→ What to do
Retype the material word for word.

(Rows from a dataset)
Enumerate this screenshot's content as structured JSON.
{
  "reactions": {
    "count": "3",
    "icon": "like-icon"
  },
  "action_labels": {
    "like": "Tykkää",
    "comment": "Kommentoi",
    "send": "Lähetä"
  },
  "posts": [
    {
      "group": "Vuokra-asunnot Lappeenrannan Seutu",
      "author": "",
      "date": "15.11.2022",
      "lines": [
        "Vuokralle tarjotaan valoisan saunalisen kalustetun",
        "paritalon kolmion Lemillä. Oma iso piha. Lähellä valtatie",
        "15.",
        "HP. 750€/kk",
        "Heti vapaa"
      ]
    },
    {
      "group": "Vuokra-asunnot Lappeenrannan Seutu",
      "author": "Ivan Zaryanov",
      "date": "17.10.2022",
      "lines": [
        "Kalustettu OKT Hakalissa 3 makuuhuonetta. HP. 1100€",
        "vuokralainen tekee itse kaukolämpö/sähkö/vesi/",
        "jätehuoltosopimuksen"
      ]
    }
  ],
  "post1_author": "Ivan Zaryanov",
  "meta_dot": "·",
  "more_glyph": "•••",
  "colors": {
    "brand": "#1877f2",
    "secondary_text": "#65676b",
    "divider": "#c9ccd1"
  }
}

→ Reply
Enumerate this screenshot's content as structured JSON.
{
  "reactions": {
    "count": "3",
    "icon": "like-icon"
  },
  "action_labels": {
    "like": "Tykkää",
    "comment": "Kommentoi",
    "send": "Lähetä"
  },
  "posts": [
    {
      "group": "Vuokra-asunnot Lappeenrannan Seutu",
      "author": "",
      "date": "15.11.2022",
      "lines": [
        "Vuokralle tarjotaan valoisan saunalisen kalustetun",
        "paritalon kolmion Lemillä. Oma iso piha. Lähellä valtatie",
        "15.",
        "HP. 750€/kk",
        "Heti vapaa"
      ]
    },
    {
      "group": "Vuokra-asunnot Lappeenrannan Seutu",
      "author": "Ivan Zaryanov",
      "date": "17.10.2022",
      "lines": [
        "Kalustettu OKT Hakalissa 3 makuuhuonetta. HP. 1100€",
        "vuokralainen tekee itse kaukolämpö/sähkö/vesi/",
        "jätehuoltosopimuksen"
      ]
    }
  ],
  "post1_author": "Ivan Zaryanov",
  "meta_dot": "·",
  "more_glyph": "•••",
  "colors": {
    "brand": "#1877f2",
    "secondary_text": "#65676b",
    "divider": "#c9ccd1"
  }
}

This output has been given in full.